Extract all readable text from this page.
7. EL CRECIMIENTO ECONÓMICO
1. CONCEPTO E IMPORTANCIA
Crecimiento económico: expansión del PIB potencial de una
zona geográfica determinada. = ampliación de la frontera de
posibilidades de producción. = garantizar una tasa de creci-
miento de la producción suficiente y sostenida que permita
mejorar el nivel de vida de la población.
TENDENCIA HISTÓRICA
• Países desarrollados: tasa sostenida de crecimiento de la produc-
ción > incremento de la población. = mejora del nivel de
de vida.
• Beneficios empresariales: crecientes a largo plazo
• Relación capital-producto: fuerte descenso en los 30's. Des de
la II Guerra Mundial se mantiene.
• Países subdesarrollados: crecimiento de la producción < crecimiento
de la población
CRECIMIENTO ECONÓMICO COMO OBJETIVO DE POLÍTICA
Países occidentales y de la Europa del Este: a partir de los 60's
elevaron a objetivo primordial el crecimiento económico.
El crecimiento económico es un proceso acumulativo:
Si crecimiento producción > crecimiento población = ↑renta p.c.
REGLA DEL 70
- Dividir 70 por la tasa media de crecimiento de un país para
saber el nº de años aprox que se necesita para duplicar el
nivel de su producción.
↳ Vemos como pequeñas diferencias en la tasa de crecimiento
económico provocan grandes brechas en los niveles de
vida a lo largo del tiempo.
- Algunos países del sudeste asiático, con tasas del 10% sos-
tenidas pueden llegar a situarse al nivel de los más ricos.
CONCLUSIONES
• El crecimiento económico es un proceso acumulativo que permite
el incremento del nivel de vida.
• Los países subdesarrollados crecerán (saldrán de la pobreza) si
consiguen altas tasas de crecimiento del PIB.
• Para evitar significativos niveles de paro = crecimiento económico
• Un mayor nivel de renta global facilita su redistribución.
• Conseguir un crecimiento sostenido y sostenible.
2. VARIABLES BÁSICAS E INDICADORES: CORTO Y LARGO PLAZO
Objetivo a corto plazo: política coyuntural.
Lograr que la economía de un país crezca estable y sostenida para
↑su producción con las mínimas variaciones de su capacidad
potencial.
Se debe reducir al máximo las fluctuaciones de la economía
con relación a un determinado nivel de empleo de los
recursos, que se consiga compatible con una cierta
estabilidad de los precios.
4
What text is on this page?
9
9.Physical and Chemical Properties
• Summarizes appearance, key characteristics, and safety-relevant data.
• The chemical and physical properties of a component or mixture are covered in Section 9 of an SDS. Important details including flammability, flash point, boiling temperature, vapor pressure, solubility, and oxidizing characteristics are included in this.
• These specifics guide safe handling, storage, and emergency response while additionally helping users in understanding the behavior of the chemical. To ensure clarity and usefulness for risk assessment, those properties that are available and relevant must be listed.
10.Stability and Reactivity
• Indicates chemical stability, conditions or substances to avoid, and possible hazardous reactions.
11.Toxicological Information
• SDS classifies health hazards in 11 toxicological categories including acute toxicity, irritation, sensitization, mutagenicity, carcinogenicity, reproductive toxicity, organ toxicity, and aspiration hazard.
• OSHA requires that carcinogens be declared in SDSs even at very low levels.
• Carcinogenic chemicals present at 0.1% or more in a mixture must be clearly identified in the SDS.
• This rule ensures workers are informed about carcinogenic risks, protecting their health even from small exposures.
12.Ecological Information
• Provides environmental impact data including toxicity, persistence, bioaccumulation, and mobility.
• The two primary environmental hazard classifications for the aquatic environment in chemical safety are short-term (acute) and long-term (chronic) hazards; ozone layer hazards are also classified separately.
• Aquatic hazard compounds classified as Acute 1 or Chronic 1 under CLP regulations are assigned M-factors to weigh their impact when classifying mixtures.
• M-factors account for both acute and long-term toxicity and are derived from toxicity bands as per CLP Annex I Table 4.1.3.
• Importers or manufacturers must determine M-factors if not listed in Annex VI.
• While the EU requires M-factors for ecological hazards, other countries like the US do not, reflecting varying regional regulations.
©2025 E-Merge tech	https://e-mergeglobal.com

▶ WRITTEN PROBLEM
Reproduce the listing in full. Keep it exactly as written.

▶ THE REPLY
Extract all readable text from this page.
7. EL CRECIMIENTO ECONÓMICO
1. CONCEPTO E IMPORTANCIA
Crecimiento económico: expansión del PIB potencial de una
zona geográfica determinada. = ampliación de la frontera de
posibilidades de producción. = garantizar una tasa de creci-
miento de la producción suficiente y sostenida que permita
mejorar el nivel de vida de la población.
TENDENCIA HISTÓRICA
• Países desarrollados: tasa sostenida de crecimiento de la produc-
ción > incremento de la población. = mejora del nivel de
de vida.
• Beneficios empresariales: crecientes a largo plazo
• Relación capital-producto: fuerte descenso en los 30's. Des de
la II Guerra Mundial se mantiene.
• Países subdesarrollados: crecimiento de la producción < crecimiento
de la población
CRECIMIENTO ECONÓMICO COMO OBJETIVO DE POLÍTICA
Países occidentales y de la Europa del Este: a partir de los 60's
elevaron a objetivo primordial el crecimiento económico.
El crecimiento económico es un proceso acumulativo:
Si crecimiento producción > crecimiento población = ↑renta p.c.
REGLA DEL 70
- Dividir 70 por la tasa media de crecimiento de un país para
saber el nº de años aprox que se necesita para duplicar el
nivel de su producción.
↳ Vemos como pequeñas diferencias en la tasa de crecimiento
económico provocan grandes brechas en los niveles de
vida a lo largo del tiempo.
- Algunos países del sudeste asiático, con tasas del 10% sos-
tenidas pueden llegar a situarse al nivel de los más ricos.
CONCLUSIONES
• El crecimiento económico es un proceso acumulativo que permite
el incremento del nivel de vida.
• Los países subdesarrollados crecerán (saldrán de la pobreza) si
consiguen altas tasas de crecimiento del PIB.
• Para evitar significativos niveles de paro = crecimiento económico
• Un mayor nivel de renta global facilita su redistribución.
• Conseguir un crecimiento sostenido y sostenible.
2. VARIABLES BÁSICAS E INDICADORES: CORTO Y LARGO PLAZO
Objetivo a corto plazo: política coyuntural.
Lograr que la economía de un país crezca estable y sostenida para
↑su producción con las mínimas variaciones de su capacidad
potencial.
Se debe reducir al máximo las fluctuaciones de la economía
con relación a un determinado nivel de empleo de los
recursos, que se consiga compatible con una cierta
estabilidad de los precios.
4
What text is on this page?
9
9.Physical and Chemical Properties
• Summarizes appearance, key characteristics, and safety-relevant data.
• The chemical and physical properties of a component or mixture are covered in Section 9 of an SDS. Important details including flammability, flash point, boiling temperature, vapor pressure, solubility, and oxidizing characteristics are included in this.
• These specifics guide safe handling, storage, and emergency response while additionally helping users in understanding the behavior of the chemical. To ensure clarity and usefulness for risk assessment, those properties that are available and relevant must be listed.
10.Stability and Reactivity
• Indicates chemical stability, conditions or substances to avoid, and possible hazardous reactions.
11.Toxicological Information
• SDS classifies health hazards in 11 toxicological categories including acute toxicity, irritation, sensitization, mutagenicity, carcinogenicity, reproductive toxicity, organ toxicity, and aspiration hazard.
• OSHA requires that carcinogens be declared in SDSs even at very low levels.
• Carcinogenic chemicals present at 0.1% or more in a mixture must be clearly identified in the SDS.
• This rule ensures workers are informed about carcinogenic risks, protecting their health even from small exposures.
12.Ecological Information
• Provides environmental impact data including toxicity, persistence, bioaccumulation, and mobility.
• The two primary environmental hazard classifications for the aquatic environment in chemical safety are short-term (acute) and long-term (chronic) hazards; ozone layer hazards are also classified separately.
• Aquatic hazard compounds classified as Acute 1 or Chronic 1 under CLP regulations are assigned M-factors to weigh their impact when classifying mixtures.
• M-factors account for both acute and long-term toxicity and are derived from toxicity bands as per CLP Annex I Table 4.1.3.
• Importers or manufacturers must determine M-factors if not listed in Annex VI.
• While the EU requires M-factors for ecological hazards, other countries like the US do not, reflecting varying regional regulations.
©2025 E-Merge tech	https://e-mergeglobal.com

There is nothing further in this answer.